Stored data entries
***

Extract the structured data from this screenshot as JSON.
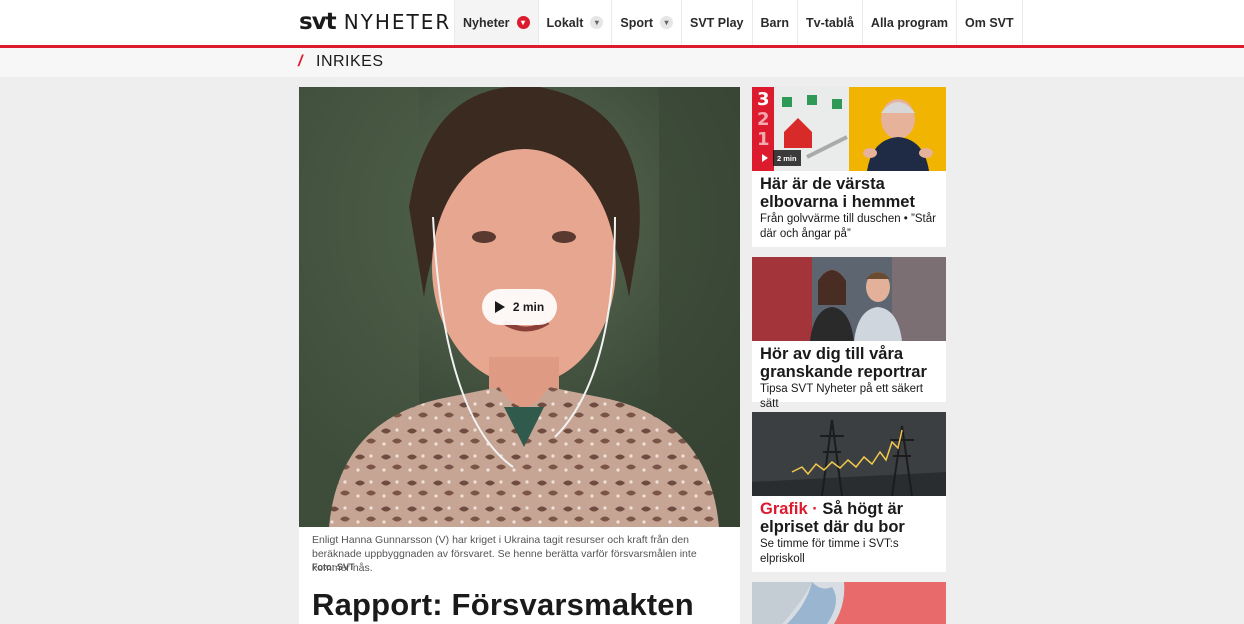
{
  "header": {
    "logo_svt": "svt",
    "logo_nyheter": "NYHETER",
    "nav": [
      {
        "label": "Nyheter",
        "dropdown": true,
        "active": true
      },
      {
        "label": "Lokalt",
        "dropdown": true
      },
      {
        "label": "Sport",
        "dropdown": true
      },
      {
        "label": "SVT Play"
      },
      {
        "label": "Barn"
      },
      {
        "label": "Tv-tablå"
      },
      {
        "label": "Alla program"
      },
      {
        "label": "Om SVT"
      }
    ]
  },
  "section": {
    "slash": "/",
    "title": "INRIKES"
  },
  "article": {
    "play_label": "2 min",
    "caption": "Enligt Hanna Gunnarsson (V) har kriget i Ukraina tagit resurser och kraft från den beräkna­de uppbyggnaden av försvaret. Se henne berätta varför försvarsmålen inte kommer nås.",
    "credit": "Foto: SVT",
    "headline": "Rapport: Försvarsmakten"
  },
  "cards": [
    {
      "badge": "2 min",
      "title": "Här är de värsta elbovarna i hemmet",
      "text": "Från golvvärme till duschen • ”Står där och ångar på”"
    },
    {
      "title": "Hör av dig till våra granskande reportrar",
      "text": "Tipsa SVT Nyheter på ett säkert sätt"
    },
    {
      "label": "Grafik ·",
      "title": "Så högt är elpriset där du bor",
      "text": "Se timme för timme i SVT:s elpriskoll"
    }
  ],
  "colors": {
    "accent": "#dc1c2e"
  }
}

***

**TASK STATEMENT:**
Find every line in the entries that includes the word "till", then state how many there are and nothing else.

**THE RESULT:**
2